• [Your goal] Return the records in full, exactly as given.

Extracted data entries:
▽

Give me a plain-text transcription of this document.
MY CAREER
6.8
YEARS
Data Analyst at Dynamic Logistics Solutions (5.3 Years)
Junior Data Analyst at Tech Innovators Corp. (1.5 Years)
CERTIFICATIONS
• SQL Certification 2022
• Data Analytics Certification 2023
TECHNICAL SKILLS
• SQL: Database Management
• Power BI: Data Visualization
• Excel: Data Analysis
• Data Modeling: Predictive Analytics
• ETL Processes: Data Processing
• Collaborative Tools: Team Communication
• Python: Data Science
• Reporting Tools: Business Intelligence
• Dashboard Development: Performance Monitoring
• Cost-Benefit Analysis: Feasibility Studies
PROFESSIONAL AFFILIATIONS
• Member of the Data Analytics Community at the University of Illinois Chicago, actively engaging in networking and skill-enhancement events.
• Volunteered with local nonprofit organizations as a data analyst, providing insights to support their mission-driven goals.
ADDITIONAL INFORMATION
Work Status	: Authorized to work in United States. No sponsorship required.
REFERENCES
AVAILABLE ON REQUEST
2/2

△

• [Task response]
Give me a plain-text transcription of this document.
MY CAREER
6.8
YEARS
Data Analyst at Dynamic Logistics Solutions (5.3 Years)
Junior Data Analyst at Tech Innovators Corp. (1.5 Years)
CERTIFICATIONS
• SQL Certification 2022
• Data Analytics Certification 2023
TECHNICAL SKILLS
• SQL: Database Management
• Power BI: Data Visualization
• Excel: Data Analysis
• Data Modeling: Predictive Analytics
• ETL Processes: Data Processing
• Collaborative Tools: Team Communication
• Python: Data Science
• Reporting Tools: Business Intelligence
• Dashboard Development: Performance Monitoring
• Cost-Benefit Analysis: Feasibility Studies
PROFESSIONAL AFFILIATIONS
• Member of the Data Analytics Community at the University of Illinois Chicago, actively engaging in networking and skill-enhancement events.
• Volunteered with local nonprofit organizations as a data analyst, providing insights to support their mission-driven goals.
ADDITIONAL INFORMATION
Work Status	: Authorized to work in United States. No sponsorship required.
REFERENCES
AVAILABLE ON REQUEST
2/2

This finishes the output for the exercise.